Required work
Pick every line from the data that holds the word "Seelen".

Provided entries
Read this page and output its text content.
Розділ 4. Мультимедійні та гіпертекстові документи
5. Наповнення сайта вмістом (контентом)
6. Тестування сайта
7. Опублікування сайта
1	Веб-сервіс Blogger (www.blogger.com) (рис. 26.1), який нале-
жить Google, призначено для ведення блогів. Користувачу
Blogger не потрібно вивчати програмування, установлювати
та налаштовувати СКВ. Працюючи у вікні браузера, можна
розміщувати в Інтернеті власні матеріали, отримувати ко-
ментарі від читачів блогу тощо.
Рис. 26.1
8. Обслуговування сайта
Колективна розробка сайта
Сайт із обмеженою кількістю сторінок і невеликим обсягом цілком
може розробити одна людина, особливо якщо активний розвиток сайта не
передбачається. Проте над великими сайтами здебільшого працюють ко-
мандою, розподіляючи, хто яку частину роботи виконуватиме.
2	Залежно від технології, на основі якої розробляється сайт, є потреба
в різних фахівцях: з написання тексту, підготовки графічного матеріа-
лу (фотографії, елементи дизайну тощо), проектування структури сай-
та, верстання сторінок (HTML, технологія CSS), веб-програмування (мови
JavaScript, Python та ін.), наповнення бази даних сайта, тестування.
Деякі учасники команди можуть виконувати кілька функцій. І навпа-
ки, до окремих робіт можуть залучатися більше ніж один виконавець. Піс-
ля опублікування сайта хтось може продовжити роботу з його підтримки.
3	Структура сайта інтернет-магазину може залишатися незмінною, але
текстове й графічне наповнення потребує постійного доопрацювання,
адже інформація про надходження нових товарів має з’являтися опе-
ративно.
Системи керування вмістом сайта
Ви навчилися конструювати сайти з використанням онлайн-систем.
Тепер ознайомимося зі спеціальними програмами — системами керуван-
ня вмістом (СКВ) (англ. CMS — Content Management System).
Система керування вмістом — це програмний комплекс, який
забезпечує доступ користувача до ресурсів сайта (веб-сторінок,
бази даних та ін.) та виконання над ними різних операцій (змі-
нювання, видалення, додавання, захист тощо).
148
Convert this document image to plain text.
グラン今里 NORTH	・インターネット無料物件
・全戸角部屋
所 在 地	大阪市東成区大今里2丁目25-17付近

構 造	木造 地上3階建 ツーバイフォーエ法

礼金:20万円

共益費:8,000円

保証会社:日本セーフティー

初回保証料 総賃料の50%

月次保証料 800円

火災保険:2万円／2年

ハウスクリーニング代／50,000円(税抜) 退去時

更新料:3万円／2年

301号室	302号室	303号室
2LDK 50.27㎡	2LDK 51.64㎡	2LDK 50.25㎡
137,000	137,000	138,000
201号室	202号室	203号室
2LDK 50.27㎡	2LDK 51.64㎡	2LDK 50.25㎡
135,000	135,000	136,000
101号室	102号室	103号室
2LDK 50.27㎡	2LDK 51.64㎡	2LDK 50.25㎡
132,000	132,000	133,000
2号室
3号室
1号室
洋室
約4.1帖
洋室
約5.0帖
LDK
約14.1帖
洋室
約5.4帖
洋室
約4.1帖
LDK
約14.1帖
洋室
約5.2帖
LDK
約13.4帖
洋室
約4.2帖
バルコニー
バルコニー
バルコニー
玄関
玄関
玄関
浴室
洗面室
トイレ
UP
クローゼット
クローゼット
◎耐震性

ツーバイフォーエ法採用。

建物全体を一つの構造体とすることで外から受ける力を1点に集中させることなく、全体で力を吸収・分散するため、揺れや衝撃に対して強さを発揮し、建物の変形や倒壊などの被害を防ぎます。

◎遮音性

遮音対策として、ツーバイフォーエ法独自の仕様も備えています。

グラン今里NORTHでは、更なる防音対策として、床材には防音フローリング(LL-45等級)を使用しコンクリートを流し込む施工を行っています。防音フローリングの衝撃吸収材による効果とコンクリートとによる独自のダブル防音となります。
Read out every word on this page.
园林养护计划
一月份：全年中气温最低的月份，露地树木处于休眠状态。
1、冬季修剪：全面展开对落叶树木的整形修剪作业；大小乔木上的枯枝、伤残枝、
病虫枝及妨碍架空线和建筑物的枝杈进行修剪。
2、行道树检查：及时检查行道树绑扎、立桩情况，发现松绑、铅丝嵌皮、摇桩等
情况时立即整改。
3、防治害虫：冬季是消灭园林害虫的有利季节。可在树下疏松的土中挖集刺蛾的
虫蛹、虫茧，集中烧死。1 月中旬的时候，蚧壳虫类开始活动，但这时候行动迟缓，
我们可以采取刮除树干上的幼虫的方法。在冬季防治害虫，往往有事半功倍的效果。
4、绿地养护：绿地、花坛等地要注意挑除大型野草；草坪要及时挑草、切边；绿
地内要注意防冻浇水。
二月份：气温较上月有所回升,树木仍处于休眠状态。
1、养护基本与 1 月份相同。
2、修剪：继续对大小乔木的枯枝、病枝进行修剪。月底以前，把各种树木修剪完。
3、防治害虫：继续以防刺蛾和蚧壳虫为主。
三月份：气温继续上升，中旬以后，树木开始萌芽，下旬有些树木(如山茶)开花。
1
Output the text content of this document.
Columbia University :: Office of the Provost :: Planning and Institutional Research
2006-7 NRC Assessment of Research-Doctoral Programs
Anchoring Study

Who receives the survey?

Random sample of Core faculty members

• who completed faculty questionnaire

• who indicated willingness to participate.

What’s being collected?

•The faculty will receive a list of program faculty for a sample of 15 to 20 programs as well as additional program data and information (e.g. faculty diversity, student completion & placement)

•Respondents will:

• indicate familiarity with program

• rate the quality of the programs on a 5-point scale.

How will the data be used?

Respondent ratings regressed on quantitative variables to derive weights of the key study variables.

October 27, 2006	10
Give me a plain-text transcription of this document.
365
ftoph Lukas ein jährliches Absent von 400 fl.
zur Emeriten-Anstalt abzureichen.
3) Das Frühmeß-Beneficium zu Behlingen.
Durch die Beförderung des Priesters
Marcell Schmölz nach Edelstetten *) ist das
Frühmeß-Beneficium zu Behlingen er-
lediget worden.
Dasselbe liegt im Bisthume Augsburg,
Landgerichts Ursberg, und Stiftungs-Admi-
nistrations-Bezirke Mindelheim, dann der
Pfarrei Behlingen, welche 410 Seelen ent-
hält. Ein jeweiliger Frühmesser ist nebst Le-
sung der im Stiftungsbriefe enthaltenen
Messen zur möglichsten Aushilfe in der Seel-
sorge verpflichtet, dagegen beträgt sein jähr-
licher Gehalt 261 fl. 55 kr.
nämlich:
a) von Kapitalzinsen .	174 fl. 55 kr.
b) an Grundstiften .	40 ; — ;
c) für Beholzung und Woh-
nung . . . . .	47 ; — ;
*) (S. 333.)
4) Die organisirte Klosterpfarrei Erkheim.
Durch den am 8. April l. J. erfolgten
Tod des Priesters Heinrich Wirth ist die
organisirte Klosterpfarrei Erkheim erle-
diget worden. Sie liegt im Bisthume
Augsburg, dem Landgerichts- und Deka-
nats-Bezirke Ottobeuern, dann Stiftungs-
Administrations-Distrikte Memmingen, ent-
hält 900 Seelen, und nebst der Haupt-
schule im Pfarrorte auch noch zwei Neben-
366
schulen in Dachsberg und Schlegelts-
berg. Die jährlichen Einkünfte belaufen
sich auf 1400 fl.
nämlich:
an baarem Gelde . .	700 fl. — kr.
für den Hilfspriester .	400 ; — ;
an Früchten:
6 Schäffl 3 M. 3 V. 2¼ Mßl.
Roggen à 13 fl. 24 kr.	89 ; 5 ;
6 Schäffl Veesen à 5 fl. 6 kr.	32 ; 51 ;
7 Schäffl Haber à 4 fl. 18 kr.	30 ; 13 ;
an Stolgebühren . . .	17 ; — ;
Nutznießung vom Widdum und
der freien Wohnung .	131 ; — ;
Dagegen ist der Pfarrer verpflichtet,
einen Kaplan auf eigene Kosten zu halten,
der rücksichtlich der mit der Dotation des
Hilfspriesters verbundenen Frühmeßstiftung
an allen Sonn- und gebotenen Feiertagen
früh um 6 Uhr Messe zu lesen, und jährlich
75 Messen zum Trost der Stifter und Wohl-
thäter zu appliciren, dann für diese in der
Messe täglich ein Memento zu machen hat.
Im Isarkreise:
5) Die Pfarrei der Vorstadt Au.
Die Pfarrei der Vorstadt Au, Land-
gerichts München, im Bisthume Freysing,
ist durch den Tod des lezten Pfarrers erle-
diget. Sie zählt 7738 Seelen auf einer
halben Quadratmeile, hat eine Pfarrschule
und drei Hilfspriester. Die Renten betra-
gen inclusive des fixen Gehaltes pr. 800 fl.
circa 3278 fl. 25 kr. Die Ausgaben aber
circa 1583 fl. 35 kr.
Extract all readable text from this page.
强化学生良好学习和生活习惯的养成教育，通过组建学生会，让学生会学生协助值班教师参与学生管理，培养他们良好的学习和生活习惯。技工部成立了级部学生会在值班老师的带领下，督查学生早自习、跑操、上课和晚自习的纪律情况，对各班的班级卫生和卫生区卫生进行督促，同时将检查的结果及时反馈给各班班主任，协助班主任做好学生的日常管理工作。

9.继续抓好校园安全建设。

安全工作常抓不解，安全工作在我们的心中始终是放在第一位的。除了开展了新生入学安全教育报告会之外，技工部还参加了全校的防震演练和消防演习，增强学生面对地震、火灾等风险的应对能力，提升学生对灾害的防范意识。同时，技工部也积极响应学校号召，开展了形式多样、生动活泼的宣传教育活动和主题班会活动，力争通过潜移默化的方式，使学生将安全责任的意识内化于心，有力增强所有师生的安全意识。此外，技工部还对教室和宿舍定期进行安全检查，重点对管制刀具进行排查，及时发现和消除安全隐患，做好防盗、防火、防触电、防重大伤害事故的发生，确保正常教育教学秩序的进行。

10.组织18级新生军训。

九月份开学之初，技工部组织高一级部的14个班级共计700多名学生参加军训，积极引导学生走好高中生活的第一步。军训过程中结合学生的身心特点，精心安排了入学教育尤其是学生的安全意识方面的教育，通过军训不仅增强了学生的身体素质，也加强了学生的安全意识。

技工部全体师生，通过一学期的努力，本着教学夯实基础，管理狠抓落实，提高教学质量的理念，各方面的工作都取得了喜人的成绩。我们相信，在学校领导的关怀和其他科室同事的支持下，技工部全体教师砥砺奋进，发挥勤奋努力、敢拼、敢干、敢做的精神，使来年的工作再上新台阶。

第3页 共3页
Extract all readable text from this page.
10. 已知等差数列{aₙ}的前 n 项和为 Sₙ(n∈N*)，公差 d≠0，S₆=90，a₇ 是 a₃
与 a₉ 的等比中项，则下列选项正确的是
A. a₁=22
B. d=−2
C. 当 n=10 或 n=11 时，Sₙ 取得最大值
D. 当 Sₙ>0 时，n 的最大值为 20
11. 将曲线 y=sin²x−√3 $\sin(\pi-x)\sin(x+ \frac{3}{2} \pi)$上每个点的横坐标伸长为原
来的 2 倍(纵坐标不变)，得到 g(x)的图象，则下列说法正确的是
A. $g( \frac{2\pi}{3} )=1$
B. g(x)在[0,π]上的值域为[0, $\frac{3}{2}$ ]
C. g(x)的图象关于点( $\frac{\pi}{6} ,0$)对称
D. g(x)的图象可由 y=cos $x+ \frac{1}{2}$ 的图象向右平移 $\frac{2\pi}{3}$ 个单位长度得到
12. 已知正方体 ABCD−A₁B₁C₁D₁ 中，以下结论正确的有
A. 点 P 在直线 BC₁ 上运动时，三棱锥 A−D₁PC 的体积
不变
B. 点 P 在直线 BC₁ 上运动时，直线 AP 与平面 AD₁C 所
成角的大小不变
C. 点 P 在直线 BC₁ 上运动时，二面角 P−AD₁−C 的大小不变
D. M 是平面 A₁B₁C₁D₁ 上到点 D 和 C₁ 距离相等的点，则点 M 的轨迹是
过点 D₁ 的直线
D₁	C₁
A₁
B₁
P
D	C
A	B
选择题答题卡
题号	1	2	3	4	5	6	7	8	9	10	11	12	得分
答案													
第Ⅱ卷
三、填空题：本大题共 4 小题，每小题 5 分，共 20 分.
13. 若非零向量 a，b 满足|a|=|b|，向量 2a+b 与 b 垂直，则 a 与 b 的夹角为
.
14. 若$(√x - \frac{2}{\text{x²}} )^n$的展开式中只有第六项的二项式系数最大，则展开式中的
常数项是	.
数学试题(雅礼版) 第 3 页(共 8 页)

Task result
Pfarrei Behlingen, welche 410 Seelen ent-
hält 900 Seelen, und nebst der Haupt-
diget. Sie zählt 7738 Seelen auf einer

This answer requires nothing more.